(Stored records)
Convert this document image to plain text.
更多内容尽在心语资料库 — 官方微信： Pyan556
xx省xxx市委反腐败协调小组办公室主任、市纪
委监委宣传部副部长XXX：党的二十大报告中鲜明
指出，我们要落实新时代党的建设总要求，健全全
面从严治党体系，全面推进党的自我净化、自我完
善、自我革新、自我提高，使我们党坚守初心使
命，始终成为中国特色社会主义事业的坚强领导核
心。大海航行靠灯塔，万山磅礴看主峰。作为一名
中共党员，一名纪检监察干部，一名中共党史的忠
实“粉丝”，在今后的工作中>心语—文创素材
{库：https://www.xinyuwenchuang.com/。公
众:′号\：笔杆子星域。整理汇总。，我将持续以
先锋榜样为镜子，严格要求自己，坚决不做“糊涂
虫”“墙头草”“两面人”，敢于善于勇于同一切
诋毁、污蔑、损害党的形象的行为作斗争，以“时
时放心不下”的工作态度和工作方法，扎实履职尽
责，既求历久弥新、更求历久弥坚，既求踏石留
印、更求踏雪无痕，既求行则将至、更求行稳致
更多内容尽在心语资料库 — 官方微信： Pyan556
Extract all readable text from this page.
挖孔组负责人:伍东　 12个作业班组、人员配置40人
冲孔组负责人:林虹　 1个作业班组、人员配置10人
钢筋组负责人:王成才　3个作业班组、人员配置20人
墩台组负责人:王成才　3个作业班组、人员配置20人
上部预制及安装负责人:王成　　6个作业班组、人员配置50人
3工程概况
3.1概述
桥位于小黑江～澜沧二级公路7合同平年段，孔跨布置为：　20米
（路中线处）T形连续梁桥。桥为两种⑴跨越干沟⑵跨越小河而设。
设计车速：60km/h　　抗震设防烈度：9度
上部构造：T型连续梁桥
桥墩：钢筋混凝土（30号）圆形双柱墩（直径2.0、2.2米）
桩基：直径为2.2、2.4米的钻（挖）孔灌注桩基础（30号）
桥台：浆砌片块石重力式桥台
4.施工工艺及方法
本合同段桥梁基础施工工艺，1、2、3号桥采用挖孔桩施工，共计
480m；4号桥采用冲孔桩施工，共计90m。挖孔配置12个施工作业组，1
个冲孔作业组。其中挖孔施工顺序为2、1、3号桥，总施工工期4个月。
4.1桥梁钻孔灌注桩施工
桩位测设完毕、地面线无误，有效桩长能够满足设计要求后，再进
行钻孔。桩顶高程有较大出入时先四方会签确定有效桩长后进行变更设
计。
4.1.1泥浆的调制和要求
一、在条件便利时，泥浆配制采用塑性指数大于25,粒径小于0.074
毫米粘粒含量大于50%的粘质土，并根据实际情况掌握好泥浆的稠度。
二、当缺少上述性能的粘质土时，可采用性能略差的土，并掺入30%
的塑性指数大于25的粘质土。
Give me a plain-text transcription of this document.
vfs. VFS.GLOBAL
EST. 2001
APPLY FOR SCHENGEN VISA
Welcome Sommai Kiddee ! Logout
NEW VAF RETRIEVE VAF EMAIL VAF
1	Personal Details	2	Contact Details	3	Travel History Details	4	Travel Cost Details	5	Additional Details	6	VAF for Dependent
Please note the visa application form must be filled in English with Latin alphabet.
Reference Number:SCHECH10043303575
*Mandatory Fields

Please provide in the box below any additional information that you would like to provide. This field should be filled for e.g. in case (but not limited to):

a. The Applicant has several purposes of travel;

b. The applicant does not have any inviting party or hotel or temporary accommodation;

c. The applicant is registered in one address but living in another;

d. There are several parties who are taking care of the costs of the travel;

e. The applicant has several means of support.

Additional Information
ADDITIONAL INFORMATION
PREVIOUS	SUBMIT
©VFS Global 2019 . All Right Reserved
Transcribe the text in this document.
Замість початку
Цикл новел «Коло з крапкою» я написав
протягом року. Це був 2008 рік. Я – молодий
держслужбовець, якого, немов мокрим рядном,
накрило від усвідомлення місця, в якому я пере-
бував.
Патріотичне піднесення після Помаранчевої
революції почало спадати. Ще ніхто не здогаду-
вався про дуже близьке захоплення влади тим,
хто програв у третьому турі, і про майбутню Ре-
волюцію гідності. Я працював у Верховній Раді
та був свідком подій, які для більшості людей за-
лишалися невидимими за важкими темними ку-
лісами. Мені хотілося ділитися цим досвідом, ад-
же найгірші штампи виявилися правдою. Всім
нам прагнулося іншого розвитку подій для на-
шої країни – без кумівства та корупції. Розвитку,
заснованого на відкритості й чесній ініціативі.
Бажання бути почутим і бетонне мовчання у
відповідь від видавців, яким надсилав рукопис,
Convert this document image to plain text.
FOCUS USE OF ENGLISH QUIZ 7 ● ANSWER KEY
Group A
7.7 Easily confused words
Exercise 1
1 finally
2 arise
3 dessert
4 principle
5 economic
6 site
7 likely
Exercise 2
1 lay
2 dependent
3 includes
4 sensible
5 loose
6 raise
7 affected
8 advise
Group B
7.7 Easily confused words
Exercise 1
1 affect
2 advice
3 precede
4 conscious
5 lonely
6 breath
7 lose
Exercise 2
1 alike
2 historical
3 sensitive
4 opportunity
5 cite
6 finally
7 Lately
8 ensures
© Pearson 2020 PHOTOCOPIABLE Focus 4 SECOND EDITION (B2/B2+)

◆ **PROBLEM TO SOLVE**: Retype all of the data shown above, word for word.

◆ **OUTPUT BELOW**:
Convert this document image to plain text.
更多内容尽在心语资料库 — 官方微信： Pyan556
xx省xxx市委反腐败协调小组办公室主任、市纪
委监委宣传部副部长XXX：党的二十大报告中鲜明
指出，我们要落实新时代党的建设总要求，健全全
面从严治党体系，全面推进党的自我净化、自我完
善、自我革新、自我提高，使我们党坚守初心使
命，始终成为中国特色社会主义事业的坚强领导核
心。大海航行靠灯塔，万山磅礴看主峰。作为一名
中共党员，一名纪检监察干部，一名中共党史的忠
实“粉丝”，在今后的工作中>心语—文创素材
{库：https://www.xinyuwenchuang.com/。公
众:′号\：笔杆子星域。整理汇总。，我将持续以
先锋榜样为镜子，严格要求自己，坚决不做“糊涂
虫”“墙头草”“两面人”，敢于善于勇于同一切
诋毁、污蔑、损害党的形象的行为作斗争，以“时
时放心不下”的工作态度和工作方法，扎实履职尽
责，既求历久弥新、更求历久弥坚，既求踏石留
印、更求踏雪无痕，既求行则将至、更求行稳致
更多内容尽在心语资料库 — 官方微信： Pyan556
Extract all readable text from this page.
挖孔组负责人:伍东　 12个作业班组、人员配置40人
冲孔组负责人:林虹　 1个作业班组、人员配置10人
钢筋组负责人:王成才　3个作业班组、人员配置20人
墩台组负责人:王成才　3个作业班组、人员配置20人
上部预制及安装负责人:王成　　6个作业班组、人员配置50人
3工程概况
3.1概述
桥位于小黑江～澜沧二级公路7合同平年段，孔跨布置为：　20米
（路中线处）T形连续梁桥。桥为两种⑴跨越干沟⑵跨越小河而设。
设计车速：60km/h　　抗震设防烈度：9度
上部构造：T型连续梁桥
桥墩：钢筋混凝土（30号）圆形双柱墩（直径2.0、2.2米）
桩基：直径为2.2、2.4米的钻（挖）孔灌注桩基础（30号）
桥台：浆砌片块石重力式桥台
4.施工工艺及方法
本合同段桥梁基础施工工艺，1、2、3号桥采用挖孔桩施工，共计
480m；4号桥采用冲孔桩施工，共计90m。挖孔配置12个施工作业组，1
个冲孔作业组。其中挖孔施工顺序为2、1、3号桥，总施工工期4个月。
4.1桥梁钻孔灌注桩施工
桩位测设完毕、地面线无误，有效桩长能够满足设计要求后，再进
行钻孔。桩顶高程有较大出入时先四方会签确定有效桩长后进行变更设
计。
4.1.1泥浆的调制和要求
一、在条件便利时，泥浆配制采用塑性指数大于25,粒径小于0.074
毫米粘粒含量大于50%的粘质土，并根据实际情况掌握好泥浆的稠度。
二、当缺少上述性能的粘质土时，可采用性能略差的土，并掺入30%
的塑性指数大于25的粘质土。
Give me a plain-text transcription of this document.
vfs. VFS.GLOBAL
EST. 2001
APPLY FOR SCHENGEN VISA
Welcome Sommai Kiddee ! Logout
NEW VAF RETRIEVE VAF EMAIL VAF
1	Personal Details	2	Contact Details	3	Travel History Details	4	Travel Cost Details	5	Additional Details	6	VAF for Dependent
Please note the visa application form must be filled in English with Latin alphabet.
Reference Number:SCHECH10043303575
*Mandatory Fields

Please provide in the box below any additional information that you would like to provide. This field should be filled for e.g. in case (but not limited to):

a. The Applicant has several purposes of travel;

b. The applicant does not have any inviting party or hotel or temporary accommodation;

c. The applicant is registered in one address but living in another;

d. There are several parties who are taking care of the costs of the travel;

e. The applicant has several means of support.

Additional Information
ADDITIONAL INFORMATION
PREVIOUS	SUBMIT
©VFS Global 2019 . All Right Reserved
Transcribe the text in this document.
Замість початку
Цикл новел «Коло з крапкою» я написав
протягом року. Це був 2008 рік. Я – молодий
держслужбовець, якого, немов мокрим рядном,
накрило від усвідомлення місця, в якому я пере-
бував.
Патріотичне піднесення після Помаранчевої
революції почало спадати. Ще ніхто не здогаду-
вався про дуже близьке захоплення влади тим,
хто програв у третьому турі, і про майбутню Ре-
волюцію гідності. Я працював у Верховній Раді
та був свідком подій, які для більшості людей за-
лишалися невидимими за важкими темними ку-
лісами. Мені хотілося ділитися цим досвідом, ад-
же найгірші штампи виявилися правдою. Всім
нам прагнулося іншого розвитку подій для на-
шої країни – без кумівства та корупції. Розвитку,
заснованого на відкритості й чесній ініціативі.
Бажання бути почутим і бетонне мовчання у
відповідь від видавців, яким надсилав рукопис,
Convert this document image to plain text.
FOCUS USE OF ENGLISH QUIZ 7 ● ANSWER KEY
Group A
7.7 Easily confused words
Exercise 1
1 finally
2 arise
3 dessert
4 principle
5 economic
6 site
7 likely
Exercise 2
1 lay
2 dependent
3 includes
4 sensible
5 loose
6 raise
7 affected
8 advise
Group B
7.7 Easily confused words
Exercise 1
1 affect
2 advice
3 precede
4 conscious
5 lonely
6 breath
7 lose
Exercise 2
1 alike
2 historical
3 sensitive
4 opportunity
5 cite
6 finally
7 Lately
8 ensures
© Pearson 2020 PHOTOCOPIABLE Focus 4 SECOND EDITION (B2/B2+)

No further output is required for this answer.